• Testo fonte:
---------------
Io più ci penso e più mi sembra impossibile. Prendere il migliore giocatore sulla terra dopo Messi? Roba da fantascienza adesso


----------



## mrsmit (28 Luglio 2017)

Quindi 2 sono le ipotesi:
Costa, Aube e Belotti erano lo specchio per le allodole affinché il duo potesse lavorare in santa pace per l'innominabile oppure visto il putiferio scatenato con i nomi rivelati da Fassone è diventato cr7 lo specchietto per le allodole in favore degli altri 3.

Prima di partire per la Cina eravamo vicinissimi all'attaccante, ora d'improvviso si sono raffreddate tutte le piste compresa quella caldissima di Kalinic, boh non ci capisco più nulla, speriamo presto di passare alle cose formali visto che il bomber ci serve.


----------



## Crox93 (28 Luglio 2017)

Ragazzi poi però non lamentiamoci se gli altri ci sfottono, se crediamo a sta roba...


----------



## tonilovin93 (28 Luglio 2017)

Crox93 ha scritto:


> Ragazzi poi però non lamentiamoci se gli altri ci sfottono, se crediamo a sta roba...



Però c è da dire che la storia Messi-inter fu buttata lì senza alcun senso..
Qui invece c è una teoria che un Po di senso ce l ha..
Che poi sia difficile, o impossibile, siamo tutti d accordo!

Una cosa è certa, dovesse essere vero ci saranno sviluppi importantissimi in pochi giorni, perché questa non è una trattativa che si risolve l ultimo giorno di mercato


----------



## luigi61 (28 Luglio 2017)

unbreakable ha scritto:


> Allora moratti nel 2006 voleva portare messi all inter e ci è andato molto vicino..
> Io direi che come risposta fassone fa solo bene a voler mirare alla luna..inoltre un'esperienza in italia gli farebbe bene..dai che la buccino e as9 ti aspettano ..
> #nexttarget:cr7coppino
> 
> Per me seriamente è fattibile dal prossimo anno..quest'anno la vedo dura che rinunci alla vetrina della champions..



L'anno prossimo SICURAMENTE NON sarà fattibile in quanto il Milan sarà soggetto come gli altri club al ffp ; inoltre per le necessità di marketing il club ne ha bisogno ORA , quindi o entro il 31 agosto o mai più. ...


----------



## luigi61 (28 Luglio 2017)

tonilovin93 ha scritto:


> Però c è da dire che la storia Messi-inter fu buttata lì senza alcun senso..
> Qui invece c è una teoria che un Po di senso ce l ha..
> Che poi sia difficile, o impossibile, siamo tutti d accordo!
> 
> Una cosa è certa, dovesse essere vero ci saranno sviluppi importantissimi in pochi giorni, perché questa non è una trattativa che si risolve l ultimo giorno di mercato



Sono 2 storie imparagonabili; poi che sia difficile è evidente ma non userei il temine impossibile; NESSUNO sa chi si nasconde dietro la proprietà, i veri progetti che hanno aldilà di ciò che racconta ovviamente meno possibile, il nostro mitico A.D


----------



## Crox93 (28 Luglio 2017)

tonilovin93 ha scritto:


> Però c è da dire che la storia Messi-inter fu buttata lì senza alcun senso..
---------------
• Estratto dati:
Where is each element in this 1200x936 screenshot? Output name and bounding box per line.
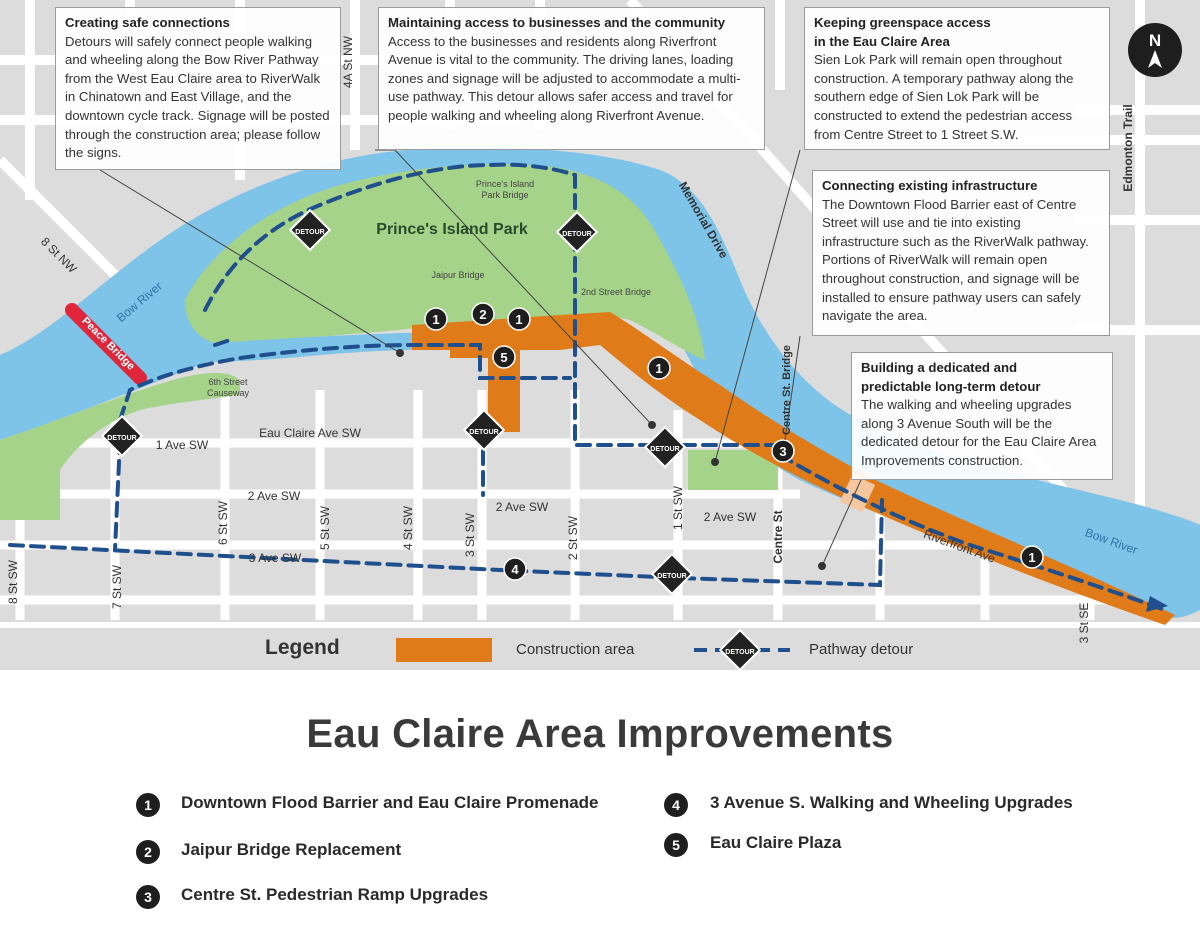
---------------
• Consegna: Nella discussione del forum sul mercato del Milan, entro quale data luigi61 dice che l'operazione va chiusa?

• Risultato: Entro il 31 agosto, altrimenti mai più.